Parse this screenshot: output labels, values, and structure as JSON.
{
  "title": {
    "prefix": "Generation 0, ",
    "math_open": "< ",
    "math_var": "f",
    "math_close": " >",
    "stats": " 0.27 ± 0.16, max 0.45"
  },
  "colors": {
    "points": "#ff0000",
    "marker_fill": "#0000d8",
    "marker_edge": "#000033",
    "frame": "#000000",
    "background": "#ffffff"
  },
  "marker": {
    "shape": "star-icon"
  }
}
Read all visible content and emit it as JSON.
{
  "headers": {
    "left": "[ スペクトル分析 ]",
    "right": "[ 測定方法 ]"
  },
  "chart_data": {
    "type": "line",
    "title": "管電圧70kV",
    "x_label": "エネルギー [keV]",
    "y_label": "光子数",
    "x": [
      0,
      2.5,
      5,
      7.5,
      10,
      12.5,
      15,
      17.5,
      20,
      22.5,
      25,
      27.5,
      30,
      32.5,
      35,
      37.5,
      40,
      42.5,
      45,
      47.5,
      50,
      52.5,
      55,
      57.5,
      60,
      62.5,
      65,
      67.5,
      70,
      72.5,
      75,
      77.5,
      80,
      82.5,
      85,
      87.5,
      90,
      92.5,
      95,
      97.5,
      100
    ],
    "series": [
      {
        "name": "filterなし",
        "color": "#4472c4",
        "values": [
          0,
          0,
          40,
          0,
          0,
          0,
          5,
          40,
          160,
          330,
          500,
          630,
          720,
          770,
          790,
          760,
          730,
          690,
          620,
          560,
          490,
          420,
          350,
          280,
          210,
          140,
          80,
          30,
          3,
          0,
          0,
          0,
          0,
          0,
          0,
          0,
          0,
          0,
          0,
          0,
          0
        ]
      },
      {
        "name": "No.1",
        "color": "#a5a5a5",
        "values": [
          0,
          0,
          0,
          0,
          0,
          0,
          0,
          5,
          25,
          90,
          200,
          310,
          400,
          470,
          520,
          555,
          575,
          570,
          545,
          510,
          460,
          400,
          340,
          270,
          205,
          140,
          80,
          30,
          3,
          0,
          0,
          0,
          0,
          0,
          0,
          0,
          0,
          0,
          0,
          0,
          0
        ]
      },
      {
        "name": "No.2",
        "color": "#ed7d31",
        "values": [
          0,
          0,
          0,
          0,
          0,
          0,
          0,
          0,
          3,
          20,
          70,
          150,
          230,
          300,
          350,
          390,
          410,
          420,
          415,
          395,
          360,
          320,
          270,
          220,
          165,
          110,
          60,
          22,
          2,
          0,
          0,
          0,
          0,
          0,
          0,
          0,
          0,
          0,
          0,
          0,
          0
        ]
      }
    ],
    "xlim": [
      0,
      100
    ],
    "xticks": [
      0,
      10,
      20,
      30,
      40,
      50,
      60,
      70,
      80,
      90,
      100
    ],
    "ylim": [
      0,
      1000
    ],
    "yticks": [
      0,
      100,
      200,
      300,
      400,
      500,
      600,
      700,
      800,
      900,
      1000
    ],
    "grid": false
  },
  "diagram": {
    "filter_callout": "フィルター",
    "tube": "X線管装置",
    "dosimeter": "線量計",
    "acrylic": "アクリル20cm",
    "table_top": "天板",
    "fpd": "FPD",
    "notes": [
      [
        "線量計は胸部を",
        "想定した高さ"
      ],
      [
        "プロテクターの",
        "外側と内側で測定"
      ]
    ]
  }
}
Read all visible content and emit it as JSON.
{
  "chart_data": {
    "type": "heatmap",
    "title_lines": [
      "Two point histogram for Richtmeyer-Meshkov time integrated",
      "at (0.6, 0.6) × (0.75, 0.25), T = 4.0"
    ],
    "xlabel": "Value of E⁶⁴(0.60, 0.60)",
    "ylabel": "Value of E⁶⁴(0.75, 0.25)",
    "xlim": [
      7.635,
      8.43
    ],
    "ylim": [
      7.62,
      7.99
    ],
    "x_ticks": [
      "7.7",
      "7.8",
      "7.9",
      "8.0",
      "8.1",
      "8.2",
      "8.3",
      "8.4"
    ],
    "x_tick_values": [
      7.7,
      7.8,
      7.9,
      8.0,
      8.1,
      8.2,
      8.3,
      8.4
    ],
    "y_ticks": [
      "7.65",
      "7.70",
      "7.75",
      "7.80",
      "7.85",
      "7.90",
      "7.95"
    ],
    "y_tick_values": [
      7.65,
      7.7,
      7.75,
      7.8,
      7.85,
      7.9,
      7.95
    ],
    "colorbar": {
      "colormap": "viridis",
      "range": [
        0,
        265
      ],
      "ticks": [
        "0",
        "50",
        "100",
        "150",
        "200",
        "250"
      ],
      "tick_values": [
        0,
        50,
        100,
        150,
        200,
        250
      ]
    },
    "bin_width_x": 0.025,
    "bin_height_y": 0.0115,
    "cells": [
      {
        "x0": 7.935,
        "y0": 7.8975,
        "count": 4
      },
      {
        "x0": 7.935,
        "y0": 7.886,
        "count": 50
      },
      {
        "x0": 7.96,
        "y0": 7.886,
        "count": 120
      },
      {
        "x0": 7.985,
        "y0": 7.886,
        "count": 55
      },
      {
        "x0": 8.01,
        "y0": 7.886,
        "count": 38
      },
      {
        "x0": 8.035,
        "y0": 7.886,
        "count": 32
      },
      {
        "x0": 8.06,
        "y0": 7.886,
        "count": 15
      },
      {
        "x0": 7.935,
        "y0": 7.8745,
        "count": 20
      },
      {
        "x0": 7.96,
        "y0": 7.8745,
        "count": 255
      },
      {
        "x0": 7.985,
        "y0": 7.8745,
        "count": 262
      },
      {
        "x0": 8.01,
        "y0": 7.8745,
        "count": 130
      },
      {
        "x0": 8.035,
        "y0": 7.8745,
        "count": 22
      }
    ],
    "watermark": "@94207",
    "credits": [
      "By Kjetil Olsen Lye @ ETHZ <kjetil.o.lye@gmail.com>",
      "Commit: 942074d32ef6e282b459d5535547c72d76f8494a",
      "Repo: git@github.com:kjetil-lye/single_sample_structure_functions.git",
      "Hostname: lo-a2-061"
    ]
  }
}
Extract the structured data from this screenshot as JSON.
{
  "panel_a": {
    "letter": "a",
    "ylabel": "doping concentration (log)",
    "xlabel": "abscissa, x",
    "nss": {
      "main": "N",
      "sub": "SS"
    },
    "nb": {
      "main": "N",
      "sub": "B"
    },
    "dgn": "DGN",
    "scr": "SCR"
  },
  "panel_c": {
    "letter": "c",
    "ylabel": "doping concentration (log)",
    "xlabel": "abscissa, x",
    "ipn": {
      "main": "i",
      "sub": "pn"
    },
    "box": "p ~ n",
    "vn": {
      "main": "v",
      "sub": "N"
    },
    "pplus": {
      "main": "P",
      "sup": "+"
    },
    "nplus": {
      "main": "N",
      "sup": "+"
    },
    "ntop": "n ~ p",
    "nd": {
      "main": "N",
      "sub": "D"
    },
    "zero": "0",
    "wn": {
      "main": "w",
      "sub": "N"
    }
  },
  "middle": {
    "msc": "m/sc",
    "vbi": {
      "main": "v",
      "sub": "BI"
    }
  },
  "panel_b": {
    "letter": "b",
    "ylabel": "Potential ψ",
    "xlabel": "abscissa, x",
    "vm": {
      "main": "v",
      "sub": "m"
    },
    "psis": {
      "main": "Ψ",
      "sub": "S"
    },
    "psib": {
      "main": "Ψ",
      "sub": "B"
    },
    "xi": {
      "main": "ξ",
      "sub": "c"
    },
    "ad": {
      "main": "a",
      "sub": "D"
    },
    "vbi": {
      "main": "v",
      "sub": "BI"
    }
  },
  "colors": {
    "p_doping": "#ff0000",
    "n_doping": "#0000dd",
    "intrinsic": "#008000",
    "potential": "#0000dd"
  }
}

What the exercise asks: Copy out the whole listing, exactly as written.

Written solution:
Parse this screenshot: output labels, values, and structure as JSON.
{
  "title": {
    "prefix": "Generation 0, ",
    "math_open": "< ",
    "math_var": "f",
    "math_close": " >",
    "stats": " 0.27 ± 0.16, max 0.45"
  },
  "colors": {
    "points": "#ff0000",
    "marker_fill": "#0000d8",
    "marker_edge": "#000033",
    "frame": "#000000",
    "background": "#ffffff"
  },
  "marker": {
    "shape": "star-icon"
  }
}
Read all visible content and emit it as JSON.
{
  "headers": {
    "left": "[ スペクトル分析 ]",
    "right": "[ 測定方法 ]"
  },
  "chart_data": {
    "type": "line",
    "title": "管電圧70kV",
    "x_label": "エネルギー [keV]",
    "y_label": "光子数",
    "x": [
      0,
      2.5,
      5,
      7.5,
      10,
      12.5,
      15,
      17.5,
      20,
      22.5,
      25,
      27.5,
      30,
      32.5,
      35,
      37.5,
      40,
      42.5,
      45,
      47.5,
      50,
      52.5,
      55,
      57.5,
      60,
      62.5,
      65,
      67.5,
      70,
      72.5,
      75,
      77.5,
      80,
      82.5,
      85,
      87.5,
      90,
      92.5,
      95,
      97.5,
      100
    ],
    "series": [
      {
        "name": "filterなし",
        "color": "#4472c4",
        "values": [
          0,
          0,
          40,
          0,
          0,
          0,
          5,
          40,
          160,
          330,
          500,
          630,
          720,
          770,
          790,
          760,
          730,
          690,
          620,
          560,
          490,
          420,
          350,
          280,
          210,
          140,
          80,
          30,
          3,
          0,
          0,
          0,
          0,
          0,
          0,
          0,
          0,
          0,
          0,
          0,
          0
        ]
      },
      {
        "name": "No.1",
        "color": "#a5a5a5",
        "values": [
          0,
          0,
          0,
          0,
          0,
          0,
          0,
          5,
          25,
          90,
          200,
          310,
          400,
          470,
          520,
          555,
          575,
          570,
          545,
          510,
          460,
          400,
          340,
          270,
          205,
          140,
          80,
          30,
          3,
          0,
          0,
          0,
          0,
          0,
          0,
          0,
          0,
          0,
          0,
          0,
          0
        ]
      },
      {
        "name": "No.2",
        "color": "#ed7d31",
        "values": [
          0,
          0,
          0,
          0,
          0,
          0,
          0,
          0,
          3,
          20,
          70,
          150,
          230,
          300,
          350,
          390,
          410,
          420,
          415,
          395,
          360,
          320,
          270,
          220,
          165,
          110,
          60,
          22,
          2,
          0,
          0,
          0,
          0,
          0,
          0,
          0,
          0,
          0,
          0,
          0,
          0
        ]
      }
    ],
    "xlim": [
      0,
      100
    ],
    "xticks": [
      0,
      10,
      20,
      30,
      40,
      50,
      60,
      70,
      80,
      90,
      100
    ],
    "ylim": [
      0,
      1000
    ],
    "yticks": [
      0,
      100,
      200,
      300,
      400,
      500,
      600,
      700,
      800,
      900,
      1000
    ],
    "grid": false
  },
  "diagram": {
    "filter_callout": "フィルター",
    "tube": "X線管装置",
    "dosimeter": "線量計",
    "acrylic": "アクリル20cm",
    "table_top": "天板",
    "fpd": "FPD",
    "notes": [
      [
        "線量計は胸部を",
        "想定した高さ"
      ],
      [
        "プロテクターの",
        "外側と内側で測定"
      ]
    ]
  }
}
Read all visible content and emit it as JSON.
{
  "chart_data": {
    "type": "heatmap",
    "title_lines": [
      "Two point histogram for Richtmeyer-Meshkov time integrated",
      "at (0.6, 0.6) × (0.75, 0.25), T = 4.0"
    ],
    "xlabel": "Value of E⁶⁴(0.60, 0.60)",
    "ylabel": "Value of E⁶⁴(0.75, 0.25)",
    "xlim": [
      7.635,
      8.43
    ],
    "ylim": [
      7.62,
      7.99
    ],
    "x_ticks": [
      "7.7",
      "7.8",
      "7.9",
      "8.0",
      "8.1",
      "8.2",
      "8.3",
      "8.4"
    ],
    "x_tick_values": [
      7.7,
      7.8,
      7.9,
      8.0,
      8.1,
      8.2,
      8.3,
      8.4
    ],
    "y_ticks": [
      "7.65",
      "7.70",
      "7.75",
      "7.80",
      "7.85",
      "7.90",
      "7.95"
    ],
    "y_tick_values": [
      7.65,
      7.7,
      7.75,
      7.8,
      7.85,
      7.9,
      7.95
    ],
    "colorbar": {
      "colormap": "viridis",
      "range": [
        0,
        265
      ],
      "ticks": [
        "0",
        "50",
        "100",
        "150",
        "200",
        "250"
      ],
      "tick_values": [
        0,
        50,
        100,
        150,
        200,
        250
      ]
    },
    "bin_width_x": 0.025,
    "bin_height_y": 0.0115,
    "cells": [
      {
        "x0": 7.935,
        "y0": 7.8975,
        "count": 4
      },
      {
        "x0": 7.935,
        "y0": 7.886,
        "count": 50
      },
      {
        "x0": 7.96,
        "y0": 7.886,
        "count": 120
      },
      {
        "x0": 7.985,
        "y0": 7.886,
        "count": 55
      },
      {
        "x0": 8.01,
        "y0": 7.886,
        "count": 38
      },
      {
        "x0": 8.035,
        "y0": 7.886,
        "count": 32
      },
      {
        "x0": 8.06,
        "y0": 7.886,
        "count": 15
      },
      {
        "x0": 7.935,
        "y0": 7.8745,
        "count": 20
      },
      {
        "x0": 7.96,
        "y0": 7.8745,
        "count": 255
      },
      {
        "x0": 7.985,
        "y0": 7.8745,
        "count": 262
      },
      {
        "x0": 8.01,
        "y0": 7.8745,
        "count": 130
      },
      {
        "x0": 8.035,
        "y0": 7.8745,
        "count": 22
      }
    ],
    "watermark": "@94207",
    "credits": [
      "By Kjetil Olsen Lye @ ETHZ <kjetil.o.lye@gmail.com>",
      "Commit: 942074d32ef6e282b459d5535547c72d76f8494a",
      "Repo: git@github.com:kjetil-lye/single_sample_structure_functions.git",
      "Hostname: lo-a2-061"
    ]
  }
}
Extract the structured data from this screenshot as JSON.
{
  "panel_a": {
    "letter": "a",
    "ylabel": "doping concentration (log)",
    "xlabel": "abscissa, x",
    "nss": {
      "main": "N",
      "sub": "SS"
    },
    "nb": {
      "main": "N",
      "sub": "B"
    },
    "dgn": "DGN",
    "scr": "SCR"
  },
  "panel_c": {
    "letter": "c",
    "ylabel": "doping concentration (log)",
    "xlabel": "abscissa, x",
    "ipn": {
      "main": "i",
      "sub": "pn"
    },
    "box": "p ~ n",
    "vn": {
      "main": "v",
      "sub": "N"
    },
    "pplus": {
      "main": "P",
      "sup": "+"
    },
    "nplus": {
      "main": "N",
      "sup": "+"
    },
    "ntop": "n ~ p",
    "nd": {
      "main": "N",
      "sub": "D"
    },
    "zero": "0",
    "wn": {
      "main": "w",
      "sub": "N"
    }
  },
  "middle": {
    "msc": "m/sc",
    "vbi": {
      "main": "v",
      "sub": "BI"
    }
  },
  "panel_b": {
    "letter": "b",
    "ylabel": "Potential ψ",
    "xlabel": "abscissa, x",
    "vm": {
      "main": "v",
      "sub": "m"
    },
    "psis": {
      "main": "Ψ",
      "sub": "S"
    },
    "psib": {
      "main": "Ψ",
      "sub": "B"
    },
    "xi": {
      "main": "ξ",
      "sub": "c"
    },
    "ad": {
      "main": "a",
      "sub": "D"
    },
    "vbi": {
      "main": "v",
      "sub": "BI"
    }
  },
  "colors": {
    "p_doping": "#ff0000",
    "n_doping": "#0000dd",
    "intrinsic": "#008000",
    "potential": "#0000dd"
  }
}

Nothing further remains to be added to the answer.